== Written request ==
Each entry that follows must be output without any deviation.

[Figure record listings]

==*==

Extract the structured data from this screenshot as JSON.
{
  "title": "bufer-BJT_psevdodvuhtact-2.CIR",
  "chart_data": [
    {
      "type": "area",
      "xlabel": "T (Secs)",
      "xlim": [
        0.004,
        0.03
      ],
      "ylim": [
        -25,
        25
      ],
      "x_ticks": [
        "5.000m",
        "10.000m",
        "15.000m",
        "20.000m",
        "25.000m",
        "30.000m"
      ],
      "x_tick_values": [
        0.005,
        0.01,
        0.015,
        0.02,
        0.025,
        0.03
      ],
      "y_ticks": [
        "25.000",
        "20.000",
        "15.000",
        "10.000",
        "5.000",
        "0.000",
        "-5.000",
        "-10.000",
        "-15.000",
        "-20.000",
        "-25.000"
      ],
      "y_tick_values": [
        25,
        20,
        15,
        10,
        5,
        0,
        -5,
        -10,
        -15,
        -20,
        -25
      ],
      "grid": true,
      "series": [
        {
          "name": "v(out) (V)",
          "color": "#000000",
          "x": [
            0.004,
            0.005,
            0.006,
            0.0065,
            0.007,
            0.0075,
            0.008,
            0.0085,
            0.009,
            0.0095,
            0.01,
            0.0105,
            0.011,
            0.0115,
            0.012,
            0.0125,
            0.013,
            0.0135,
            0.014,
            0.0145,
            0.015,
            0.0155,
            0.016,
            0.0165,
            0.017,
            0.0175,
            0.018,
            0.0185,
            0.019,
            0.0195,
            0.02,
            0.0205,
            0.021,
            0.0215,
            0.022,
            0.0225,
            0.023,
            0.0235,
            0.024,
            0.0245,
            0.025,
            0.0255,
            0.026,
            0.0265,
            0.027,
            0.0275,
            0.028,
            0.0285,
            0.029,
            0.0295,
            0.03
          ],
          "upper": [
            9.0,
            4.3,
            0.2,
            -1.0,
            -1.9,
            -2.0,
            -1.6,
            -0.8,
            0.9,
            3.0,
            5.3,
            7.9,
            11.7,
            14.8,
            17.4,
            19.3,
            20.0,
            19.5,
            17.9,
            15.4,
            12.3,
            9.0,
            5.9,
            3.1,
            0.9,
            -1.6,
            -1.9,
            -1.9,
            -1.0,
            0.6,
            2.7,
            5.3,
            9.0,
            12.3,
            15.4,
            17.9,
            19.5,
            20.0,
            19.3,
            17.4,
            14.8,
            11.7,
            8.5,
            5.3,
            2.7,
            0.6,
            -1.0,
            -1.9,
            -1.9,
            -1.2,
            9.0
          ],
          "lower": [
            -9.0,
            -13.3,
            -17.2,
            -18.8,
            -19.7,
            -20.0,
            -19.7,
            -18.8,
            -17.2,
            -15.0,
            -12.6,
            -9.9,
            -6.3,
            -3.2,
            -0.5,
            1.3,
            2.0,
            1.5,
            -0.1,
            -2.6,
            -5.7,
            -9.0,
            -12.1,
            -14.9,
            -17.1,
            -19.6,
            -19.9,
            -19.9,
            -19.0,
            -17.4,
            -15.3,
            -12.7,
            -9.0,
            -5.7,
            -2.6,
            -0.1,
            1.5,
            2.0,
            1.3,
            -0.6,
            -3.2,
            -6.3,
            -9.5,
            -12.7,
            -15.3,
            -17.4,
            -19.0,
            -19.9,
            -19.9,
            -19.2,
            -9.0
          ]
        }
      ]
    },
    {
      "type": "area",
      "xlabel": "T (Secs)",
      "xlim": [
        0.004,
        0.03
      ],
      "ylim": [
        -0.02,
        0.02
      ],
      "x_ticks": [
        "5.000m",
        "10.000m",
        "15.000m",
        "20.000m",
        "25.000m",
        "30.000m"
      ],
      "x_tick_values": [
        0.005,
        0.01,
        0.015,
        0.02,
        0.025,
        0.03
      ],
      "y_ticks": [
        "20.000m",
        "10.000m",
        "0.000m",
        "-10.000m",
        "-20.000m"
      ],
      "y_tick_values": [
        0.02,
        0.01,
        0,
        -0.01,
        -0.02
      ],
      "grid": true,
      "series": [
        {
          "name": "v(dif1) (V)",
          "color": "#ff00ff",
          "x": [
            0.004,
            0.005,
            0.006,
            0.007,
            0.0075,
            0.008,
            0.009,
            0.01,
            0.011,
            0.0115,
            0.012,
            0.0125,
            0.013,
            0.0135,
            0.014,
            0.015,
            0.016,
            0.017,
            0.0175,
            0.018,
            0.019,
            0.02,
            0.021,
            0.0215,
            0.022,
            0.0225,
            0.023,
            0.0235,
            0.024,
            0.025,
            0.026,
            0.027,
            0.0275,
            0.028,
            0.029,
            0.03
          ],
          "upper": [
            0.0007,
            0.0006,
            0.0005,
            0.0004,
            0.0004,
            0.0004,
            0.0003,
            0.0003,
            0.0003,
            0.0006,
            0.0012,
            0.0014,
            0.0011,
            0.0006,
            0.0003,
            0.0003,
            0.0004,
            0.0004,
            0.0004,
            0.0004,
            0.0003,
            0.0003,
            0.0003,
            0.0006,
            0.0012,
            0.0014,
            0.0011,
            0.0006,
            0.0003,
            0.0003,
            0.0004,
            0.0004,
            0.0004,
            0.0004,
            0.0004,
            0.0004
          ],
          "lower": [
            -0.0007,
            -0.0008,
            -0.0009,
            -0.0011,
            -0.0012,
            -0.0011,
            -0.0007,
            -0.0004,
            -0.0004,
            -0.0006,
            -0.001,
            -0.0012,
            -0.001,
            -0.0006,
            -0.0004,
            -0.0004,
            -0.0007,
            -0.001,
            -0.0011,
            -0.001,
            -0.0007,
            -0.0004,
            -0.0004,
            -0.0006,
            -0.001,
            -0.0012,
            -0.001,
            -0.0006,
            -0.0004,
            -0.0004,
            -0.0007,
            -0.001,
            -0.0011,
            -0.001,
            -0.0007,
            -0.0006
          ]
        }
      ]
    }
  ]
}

==*==

== Exercise output ==
Extract the structured data from this screenshot as JSON.
{
  "title": "bufer-BJT_psevdodvuhtact-2.CIR",
  "chart_data": [
    {
      "type": "area",
      "xlabel": "T (Secs)",
      "xlim": [
        0.004,
        0.03
      ],
      "ylim": [
        -25,
        25
      ],
      "x_ticks": [
        "5.000m",
        "10.000m",
        "15.000m",
        "20.000m",
        "25.000m",
        "30.000m"
      ],
      "x_tick_values": [
        0.005,
        0.01,
        0.015,
        0.02,
        0.025,
        0.03
      ],
      "y_ticks": [
        "25.000",
        "20.000",
        "15.000",
        "10.000",
        "5.000",
        "0.000",
        "-5.000",
        "-10.000",
        "-15.000",
        "-20.000",
        "-25.000"
      ],
      "y_tick_values": [
        25,
        20,
        15,
        10,
        5,
        0,
        -5,
        -10,
        -15,
        -20,
        -25
      ],
      "grid": true,
      "series": [
        {
          "name": "v(out) (V)",
          "color": "#000000",
          "x": [
            0.004,
            0.005,
            0.006,
            0.0065,
            0.007,
            0.0075,
            0.008,
            0.0085,
            0.009,
            0.0095,
            0.01,
            0.0105,
            0.011,
            0.0115,
            0.012,
            0.0125,
            0.013,
            0.0135,
            0.014,
            0.0145,
            0.015,
            0.0155,
            0.016,
            0.0165,
            0.017,
            0.0175,
            0.018,
            0.0185,
            0.019,
            0.0195,
            0.02,
            0.0205,
            0.021,
            0.0215,
            0.022,
            0.0225,
            0.023,
            0.0235,
            0.024,
            0.0245,
            0.025,
            0.0255,
            0.026,
            0.0265,
            0.027,
            0.0275,
            0.028,
            0.0285,
            0.029,
            0.0295,
            0.03
          ],
          "upper": [
            9.0,
            4.3,
            0.2,
            -1.0,
            -1.9,
            -2.0,
            -1.6,
            -0.8,
            0.9,
            3.0,
            5.3,
            7.9,
            11.7,
            14.8,
            17.4,
            19.3,
            20.0,
            19.5,
            17.9,
            15.4,
            12.3,
            9.0,
            5.9,
            3.1,
            0.9,
            -1.6,
            -1.9,
            -1.9,
            -1.0,
            0.6,
            2.7,
            5.3,
            9.0,
            12.3,
            15.4,
            17.9,
            19.5,
            20.0,
            19.3,
            17.4,
            14.8,
            11.7,
            8.5,
            5.3,
            2.7,
            0.6,
            -1.0,
            -1.9,
            -1.9,
            -1.2,
            9.0
          ],
          "lower": [
            -9.0,
            -13.3,
            -17.2,
            -18.8,
            -19.7,
            -20.0,
            -19.7,
            -18.8,
            -17.2,
            -15.0,
            -12.6,
            -9.9,
            -6.3,
            -3.2,
            -0.5,
            1.3,
            2.0,
            1.5,
            -0.1,
            -2.6,
            -5.7,
            -9.0,
            -12.1,
            -14.9,
            -17.1,
            -19.6,
            -19.9,
            -19.9,
            -19.0,
            -17.4,
            -15.3,
            -12.7,
            -9.0,
            -5.7,
            -2.6,
            -0.1,
            1.5,
            2.0,
            1.3,
            -0.6,
            -3.2,
            -6.3,
            -9.5,
            -12.7,
            -15.3,
            -17.4,
            -19.0,
            -19.9,
            -19.9,
            -19.2,
            -9.0
          ]
        }
      ]
    },
    {
      "type": "area",
      "xlabel": "T (Secs)",
      "xlim": [
        0.004,
        0.03
      ],
      "ylim": [
        -0.02,
        0.02
      ],
      "x_ticks": [
        "5.000m",
        "10.000m",
        "15.000m",
        "20.000m",
        "25.000m",
        "30.000m"
      ],
      "x_tick_values": [
        0.005,
        0.01,
        0.015,
        0.02,
        0.025,
        0.03
      ],
      "y_ticks": [
        "20.000m",
        "10.000m",
        "0.000m",
        "-10.000m",
        "-20.000m"
      ],
      "y_tick_values": [
        0.02,
        0.01,
        0,
        -0.01,
        -0.02
      ],
      "grid": true,
      "series": [
        {
          "name": "v(dif1) (V)",
          "color": "#ff00ff",
          "x": [
            0.004,
            0.005,
            0.006,
            0.007,
            0.0075,
            0.008,
            0.009,
            0.01,
            0.011,
            0.0115,
            0.012,
            0.0125,
            0.013,
            0.0135,
            0.014,
            0.015,
            0.016,
            0.017,
            0.0175,
            0.018,
            0.019,
            0.02,
            0.021,
            0.0215,
            0.022,
            0.0225,
            0.023,
            0.0235,
            0.024,
            0.025,
            0.026,
            0.027,
            0.0275,
            0.028,
            0.029,
            0.03
          ],
          "upper": [
            0.0007,
            0.0006,
            0.0005,
            0.0004,
            0.0004,
            0.0004,
            0.0003,
            0.0003,
            0.0003,
            0.0006,
            0.0012,
            0.0014,
            0.0011,
            0.0006,
            0.0003,
            0.0003,
            0.0004,
            0.0004,
            0.0004,
            0.0004,
            0.0003,
            0.0003,
            0.0003,
            0.0006,
            0.0012,
            0.0014,
            0.0011,
            0.0006,
            0.0003,
            0.0003,
            0.0004,
            0.0004,
            0.0004,
            0.0004,
            0.0004,
            0.0004
          ],
          "lower": [
            -0.0007,
            -0.0008,
            -0.0009,
            -0.0011,
            -0.0012,
            -0.0011,
            -0.0007,
            -0.0004,
            -0.0004,
            -0.0006,
            -0.001,
            -0.0012,
            -0.001,
            -0.0006,
            -0.0004,
            -0.0004,
            -0.0007,
            -0.001,
            -0.0011,
            -0.001,
            -0.0007,
            -0.0004,
            -0.0004,
            -0.0006,
            -0.001,
            -0.0012,
            -0.001,
            -0.0006,
            -0.0004,
            -0.0004,
            -0.0007,
            -0.001,
            -0.0011,
            -0.001,
            -0.0007,
            -0.0006
          ]
        }
      ]
    }
  ]
}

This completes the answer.